What to produce: Write out each entry, exactly the way it appears.

▼▼▼

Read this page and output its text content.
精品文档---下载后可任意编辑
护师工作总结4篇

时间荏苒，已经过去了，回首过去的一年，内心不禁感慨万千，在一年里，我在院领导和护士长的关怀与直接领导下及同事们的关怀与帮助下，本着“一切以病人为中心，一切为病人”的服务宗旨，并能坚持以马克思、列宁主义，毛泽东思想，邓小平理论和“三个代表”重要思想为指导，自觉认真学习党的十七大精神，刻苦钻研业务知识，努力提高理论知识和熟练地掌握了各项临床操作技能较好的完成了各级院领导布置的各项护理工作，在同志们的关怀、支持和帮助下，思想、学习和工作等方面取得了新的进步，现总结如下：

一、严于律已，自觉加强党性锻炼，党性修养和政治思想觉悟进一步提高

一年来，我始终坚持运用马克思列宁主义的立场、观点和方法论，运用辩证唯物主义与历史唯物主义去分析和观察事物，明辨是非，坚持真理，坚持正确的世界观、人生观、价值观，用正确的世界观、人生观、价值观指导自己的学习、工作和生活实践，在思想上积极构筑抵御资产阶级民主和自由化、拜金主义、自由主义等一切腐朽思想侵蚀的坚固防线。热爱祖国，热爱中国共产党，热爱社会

▲▲▲

Result of the task:
Read this page and output its text content.
精品文档---下载后可任意编辑
护师工作总结4篇

时间荏苒，已经过去了，回首过去的一年，内心不禁感慨万千，在一年里，我在院领导和护士长的关怀与直接领导下及同事们的关怀与帮助下，本着“一切以病人为中心，一切为病人”的服务宗旨，并能坚持以马克思、列宁主义，毛泽东思想，邓小平理论和“三个代表”重要思想为指导，自觉认真学习党的十七大精神，刻苦钻研业务知识，努力提高理论知识和熟练地掌握了各项临床操作技能较好的完成了各级院领导布置的各项护理工作，在同志们的关怀、支持和帮助下，思想、学习和工作等方面取得了新的进步，现总结如下：

一、严于律已，自觉加强党性锻炼，党性修养和政治思想觉悟进一步提高

一年来，我始终坚持运用马克思列宁主义的立场、观点和方法论，运用辩证唯物主义与历史唯物主义去分析和观察事物，明辨是非，坚持真理，坚持正确的世界观、人生观、价值观，用正确的世界观、人生观、价值观指导自己的学习、工作和生活实践，在思想上积极构筑抵御资产阶级民主和自由化、拜金主义、自由主义等一切腐朽思想侵蚀的坚固防线。热爱祖国，热爱中国共产党，热爱社会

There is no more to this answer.